**Stated task**
Set each entry down verbatim, omitting images.

**Extracts from a graphics dataset**
##########

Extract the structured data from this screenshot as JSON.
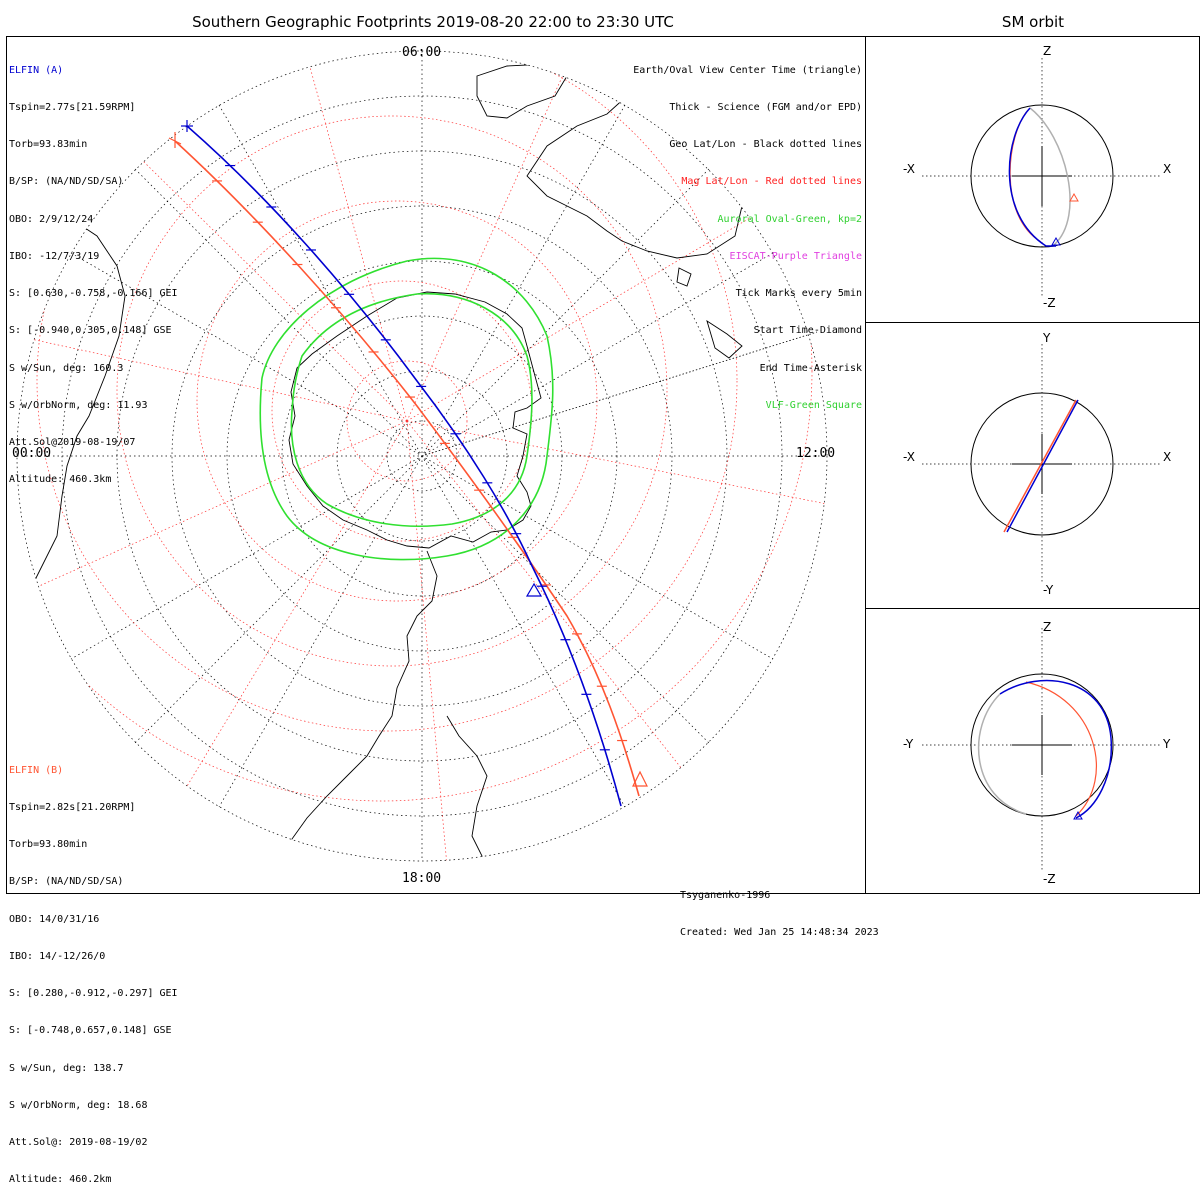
{
  "title": "Southern Geographic Footprints 2019-08-20 22:00 to 23:30 UTC",
  "side_title": "SM orbit",
  "colors": {
    "elfin_a": "#0000d0",
    "elfin_b": "#ff5533",
    "geo": "#000000",
    "mag": "#ff3030",
    "auroral": "#30e030",
    "eiscat": "#e040e0",
    "vlf": "#30e030",
    "orbit_grey": "#b0b0b0"
  },
  "hours": {
    "top": "06:00",
    "left": "00:00",
    "right": "12:00",
    "bottom": "18:00"
  },
  "elfin_a": {
    "name": "ELFIN (A)",
    "lines": [
      "Tspin=2.77s[21.59RPM]",
      "Torb=93.83min",
      "B/SP: (NA/ND/SD/SA)",
      "OBO: 2/9/12/24",
      "IBO: -12/7/3/19",
      "S: [0.630,-0.758,-0.166] GEI",
      "S: [-0.940,0.305,0.148] GSE",
      "S w/Sun, deg: 160.3",
      "S w/OrbNorm, deg: 11.93",
      "Att.Sol@2019-08-19/07",
      "Altitude: 460.3km"
    ]
  },
  "elfin_b": {
    "name": "ELFIN (B)",
    "lines": [
      "Tspin=2.82s[21.20RPM]",
      "Torb=93.80min",
      "B/SP: (NA/ND/SD/SA)",
      "OBO: 14/0/31/16",
      "IBO: 14/-12/26/0",
      "S: [0.280,-0.912,-0.297] GEI",
      "S: [-0.748,0.657,0.148] GSE",
      "S w/Sun, deg: 138.7",
      "S w/OrbNorm, deg: 18.68",
      "Att.Sol@: 2019-08-19/02",
      "Altitude: 460.2km"
    ]
  },
  "legend": [
    {
      "text": "Earth/Oval View Center Time (triangle)",
      "color": "#000000"
    },
    {
      "text": "Thick - Science (FGM and/or EPD)",
      "color": "#000000"
    },
    {
      "text": "Geo Lat/Lon - Black dotted lines",
      "color": "#000000"
    },
    {
      "text": "Mag Lat/Lon - Red dotted lines",
      "color": "#ff2020"
    },
    {
      "text": "Auroral Oval-Green, kp=2",
      "color": "#30d030"
    },
    {
      "text": "EISCAT-Purple Triangle",
      "color": "#e040e0"
    },
    {
      "text": "Tick Marks every 5min",
      "color": "#000000"
    },
    {
      "text": "Start Time-Diamond",
      "color": "#000000"
    },
    {
      "text": "End Time-Asterisk",
      "color": "#000000"
    },
    {
      "text": "VLF-Green Square",
      "color": "#30d030"
    }
  ],
  "credit": {
    "model": "Tsyganenko-1996",
    "created": "Created: Wed Jan 25 14:48:34 2023"
  },
  "panels": [
    {
      "name": "xz",
      "top": "Z",
      "bottom": "-Z",
      "left": "-X",
      "right": "X"
    },
    {
      "name": "xy",
      "top": "Y",
      "bottom": "-Y",
      "left": "-X",
      "right": "X"
    },
    {
      "name": "yz",
      "top": "Z",
      "bottom": "-Z",
      "left": "-Y",
      "right": "Y"
    }
  ]
}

##########

**Written answer**
Extract the structured data from this screenshot as JSON.
{
  "title": "Southern Geographic Footprints 2019-08-20 22:00 to 23:30 UTC",
  "side_title": "SM orbit",
  "colors": {
    "elfin_a": "#0000d0",
    "elfin_b": "#ff5533",
    "geo": "#000000",
    "mag": "#ff3030",
    "auroral": "#30e030",
    "eiscat": "#e040e0",
    "vlf": "#30e030",
    "orbit_grey": "#b0b0b0"
  },
  "hours": {
    "top": "06:00",
    "left": "00:00",
    "right": "12:00",
    "bottom": "18:00"
  },
  "elfin_a": {
    "name": "ELFIN (A)",
    "lines": [
      "Tspin=2.77s[21.59RPM]",
      "Torb=93.83min",
      "B/SP: (NA/ND/SD/SA)",
      "OBO: 2/9/12/24",
      "IBO: -12/7/3/19",
      "S: [0.630,-0.758,-0.166] GEI",
      "S: [-0.940,0.305,0.148] GSE",
      "S w/Sun, deg: 160.3",
      "S w/OrbNorm, deg: 11.93",
      "Att.Sol@2019-08-19/07",
      "Altitude: 460.3km"
    ]
  },
  "elfin_b": {
    "name": "ELFIN (B)",
    "lines": [
      "Tspin=2.82s[21.20RPM]",
      "Torb=93.80min",
      "B/SP: (NA/ND/SD/SA)",
      "OBO: 14/0/31/16",
      "IBO: 14/-12/26/0",
      "S: [0.280,-0.912,-0.297] GEI",
      "S: [-0.748,0.657,0.148] GSE",
      "S w/Sun, deg: 138.7",
      "S w/OrbNorm, deg: 18.68",
      "Att.Sol@: 2019-08-19/02",
      "Altitude: 460.2km"
    ]
  },
  "legend": [
    {
      "text": "Earth/Oval View Center Time (triangle)",
      "color": "#000000"
    },
    {
      "text": "Thick - Science (FGM and/or EPD)",
      "color": "#000000"
    },
    {
      "text": "Geo Lat/Lon - Black dotted lines",
      "color": "#000000"
    },
    {
      "text": "Mag Lat/Lon - Red dotted lines",
      "color": "#ff2020"
    },
    {
      "text": "Auroral Oval-Green, kp=2",
      "color": "#30d030"
    },
    {
      "text": "EISCAT-Purple Triangle",
      "color": "#e040e0"
    },
    {
      "text": "Tick Marks every 5min",
      "color": "#000000"
    },
    {
      "text": "Start Time-Diamond",
      "color": "#000000"
    },
    {
      "text": "End Time-Asterisk",
      "color": "#000000"
    },
    {
      "text": "VLF-Green Square",
      "color": "#30d030"
    }
  ],
  "credit": {
    "model": "Tsyganenko-1996",
    "created": "Created: Wed Jan 25 14:48:34 2023"
  },
  "panels": [
    {
      "name": "xz",
      "top": "Z",
      "bottom": "-Z",
      "left": "-X",
      "right": "X"
    },
    {
      "name": "xy",
      "top": "Y",
      "bottom": "-Y",
      "left": "-X",
      "right": "X"
    },
    {
      "name": "yz",
      "top": "Z",
      "bottom": "-Z",
      "left": "-Y",
      "right": "Y"
    }
  ]
}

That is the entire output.